▸ Task to carry out: Continue the text on Turner's comic strip Wee Pals, picking up right after its last sentence.

Originally the strip dealt with Negro and white children in a day to day humor situations and at least twice a week touched on race. Now a racial gag is done "only if it's funny." Although Wee Pals only brings in between $3,000 to $4,000 every six months. Turner says he is surprised it has done that well. "Personally I didn't think the mass media was ready for this. I knew eventually it would be possible but not now." He drew it anyway because "it was something I had to do. You might call it self-therapy."

The idea for Wee Pals came about six years ago when Turner heard Charles Schulz talk about Peanuts at a meeting of the Northern California Cartoonists Society. Then a clerk in the Oakland police department. Turner thought the format with all Negro kids would be a good Negro strip. He didn't pursue the idea until one day when he met comedian Dick Gregory. "I was interested in his humor approach and decided to incorporate race with humor."

Turner feels his strip has been rejected by the nearly 100 papers he approached because of its limited appeal. Papers have vetoed Wee Pals for various reasons. "One may already be running a Negro columnist. I guess they figure by accepting one they have made their contribution. Or if a publication has Tuesday supplement, this is all they feel they need do. Some just say, "Well we don't have any problems now, why rock the boat.' "

(Document structure recognition records)
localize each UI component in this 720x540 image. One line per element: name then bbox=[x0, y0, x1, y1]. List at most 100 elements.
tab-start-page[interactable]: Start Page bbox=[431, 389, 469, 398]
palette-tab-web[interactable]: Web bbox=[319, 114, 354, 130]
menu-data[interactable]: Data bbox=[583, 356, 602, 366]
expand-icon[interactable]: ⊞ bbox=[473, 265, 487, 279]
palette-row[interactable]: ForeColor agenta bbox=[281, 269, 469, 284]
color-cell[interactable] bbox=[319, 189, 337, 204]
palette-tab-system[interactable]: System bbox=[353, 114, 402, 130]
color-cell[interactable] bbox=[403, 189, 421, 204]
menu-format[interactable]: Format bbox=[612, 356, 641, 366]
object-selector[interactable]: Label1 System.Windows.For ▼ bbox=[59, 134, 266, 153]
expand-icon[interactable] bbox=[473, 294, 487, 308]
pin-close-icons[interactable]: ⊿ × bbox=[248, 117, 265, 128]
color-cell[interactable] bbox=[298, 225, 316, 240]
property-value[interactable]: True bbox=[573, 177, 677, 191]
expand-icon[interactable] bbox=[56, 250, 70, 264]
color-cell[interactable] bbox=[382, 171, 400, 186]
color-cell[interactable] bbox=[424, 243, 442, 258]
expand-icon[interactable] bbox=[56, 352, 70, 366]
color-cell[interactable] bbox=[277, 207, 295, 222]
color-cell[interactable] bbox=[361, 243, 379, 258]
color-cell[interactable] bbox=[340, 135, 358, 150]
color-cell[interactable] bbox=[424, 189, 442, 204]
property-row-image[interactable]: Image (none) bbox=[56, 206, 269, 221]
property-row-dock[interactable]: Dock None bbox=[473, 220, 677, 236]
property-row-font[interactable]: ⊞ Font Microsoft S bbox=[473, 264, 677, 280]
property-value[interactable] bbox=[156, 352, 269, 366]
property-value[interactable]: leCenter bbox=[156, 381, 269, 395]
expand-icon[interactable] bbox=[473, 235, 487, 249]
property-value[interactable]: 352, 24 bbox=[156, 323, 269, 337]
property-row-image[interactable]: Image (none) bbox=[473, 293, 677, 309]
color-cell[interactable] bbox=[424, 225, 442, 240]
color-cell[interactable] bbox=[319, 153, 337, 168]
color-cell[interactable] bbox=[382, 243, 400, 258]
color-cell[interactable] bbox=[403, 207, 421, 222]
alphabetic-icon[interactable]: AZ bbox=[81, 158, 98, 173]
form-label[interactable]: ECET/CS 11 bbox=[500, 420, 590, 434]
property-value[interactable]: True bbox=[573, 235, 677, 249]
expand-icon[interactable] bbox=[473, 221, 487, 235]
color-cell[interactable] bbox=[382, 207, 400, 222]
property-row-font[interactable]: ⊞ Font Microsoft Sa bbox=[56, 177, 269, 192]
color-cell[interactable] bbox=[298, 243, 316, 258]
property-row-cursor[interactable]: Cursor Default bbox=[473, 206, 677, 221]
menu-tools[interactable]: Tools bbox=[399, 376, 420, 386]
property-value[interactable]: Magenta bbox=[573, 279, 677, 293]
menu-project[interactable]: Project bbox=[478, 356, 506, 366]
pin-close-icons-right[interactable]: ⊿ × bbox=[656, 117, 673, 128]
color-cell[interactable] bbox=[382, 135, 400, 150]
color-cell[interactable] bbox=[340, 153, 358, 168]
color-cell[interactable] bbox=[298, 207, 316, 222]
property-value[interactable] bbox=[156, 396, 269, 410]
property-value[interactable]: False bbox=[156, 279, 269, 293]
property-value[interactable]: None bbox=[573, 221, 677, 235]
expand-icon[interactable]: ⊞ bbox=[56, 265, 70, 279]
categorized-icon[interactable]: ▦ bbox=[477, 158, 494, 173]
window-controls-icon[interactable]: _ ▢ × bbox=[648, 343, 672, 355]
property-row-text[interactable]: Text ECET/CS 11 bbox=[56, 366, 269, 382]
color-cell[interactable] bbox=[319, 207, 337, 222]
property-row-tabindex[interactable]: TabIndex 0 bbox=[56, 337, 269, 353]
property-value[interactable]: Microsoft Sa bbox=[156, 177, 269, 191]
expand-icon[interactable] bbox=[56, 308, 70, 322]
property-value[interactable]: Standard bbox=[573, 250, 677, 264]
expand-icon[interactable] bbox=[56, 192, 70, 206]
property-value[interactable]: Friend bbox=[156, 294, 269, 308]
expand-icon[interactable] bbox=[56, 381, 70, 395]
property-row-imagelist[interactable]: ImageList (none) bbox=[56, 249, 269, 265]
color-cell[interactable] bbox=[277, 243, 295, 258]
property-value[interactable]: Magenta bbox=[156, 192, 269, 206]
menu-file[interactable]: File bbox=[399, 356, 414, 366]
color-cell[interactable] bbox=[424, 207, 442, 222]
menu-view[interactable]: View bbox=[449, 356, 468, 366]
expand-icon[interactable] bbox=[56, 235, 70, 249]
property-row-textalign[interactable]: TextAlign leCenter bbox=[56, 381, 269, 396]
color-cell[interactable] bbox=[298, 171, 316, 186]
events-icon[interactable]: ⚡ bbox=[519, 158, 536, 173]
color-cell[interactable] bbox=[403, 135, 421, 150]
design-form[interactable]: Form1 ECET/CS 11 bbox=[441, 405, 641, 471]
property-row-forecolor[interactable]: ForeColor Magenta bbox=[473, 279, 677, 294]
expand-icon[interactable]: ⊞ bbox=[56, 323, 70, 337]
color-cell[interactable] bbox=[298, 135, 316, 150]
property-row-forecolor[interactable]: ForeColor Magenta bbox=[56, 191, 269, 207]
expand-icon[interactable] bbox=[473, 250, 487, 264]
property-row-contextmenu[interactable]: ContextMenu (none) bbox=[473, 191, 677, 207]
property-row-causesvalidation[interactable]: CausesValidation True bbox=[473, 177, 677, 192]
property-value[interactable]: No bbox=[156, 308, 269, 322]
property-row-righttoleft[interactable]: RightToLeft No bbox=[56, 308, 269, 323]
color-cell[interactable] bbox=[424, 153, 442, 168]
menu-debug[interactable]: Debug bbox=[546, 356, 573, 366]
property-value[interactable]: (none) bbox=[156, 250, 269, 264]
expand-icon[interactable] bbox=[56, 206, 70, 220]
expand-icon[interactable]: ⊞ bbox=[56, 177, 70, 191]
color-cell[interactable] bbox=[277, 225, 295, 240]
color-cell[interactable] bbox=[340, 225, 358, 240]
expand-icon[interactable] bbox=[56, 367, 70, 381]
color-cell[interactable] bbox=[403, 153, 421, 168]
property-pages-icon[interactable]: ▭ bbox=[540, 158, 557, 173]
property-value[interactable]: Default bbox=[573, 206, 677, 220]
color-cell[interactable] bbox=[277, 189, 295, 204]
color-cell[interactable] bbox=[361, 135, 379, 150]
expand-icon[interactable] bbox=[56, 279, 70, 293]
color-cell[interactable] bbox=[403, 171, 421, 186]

▸ Response box:
The cartoonist thought sure the larger cities would pick up Wee Pals. "What they tell you and what the reasons really are for not subscribing are two different things. They say they don't have the space. The real reason is that they don't want to take the chance of offending some of their readers by having a feature with integrated children playing together."

Turner admits he launched his strip with a defeatist attitude. "1 was pretty negative I guess. I sent it to the United Features and told them because of its limited appeal they probably wouldn't be interested. They wrote back and said 1 was absolutely right." Papers which have gambled on Wee Pals, syndicated by Lew Little in San Francisco, include the Oakland Tribune, Philadelphia Bulletin, Detroit News, San Diego Tribune and Los Angeles Times.

The concern that a Negro or any racial overtones in a comic strip will irk someone somehow "sooner or later" has resulted in "cautions" that often border on the ludicrous.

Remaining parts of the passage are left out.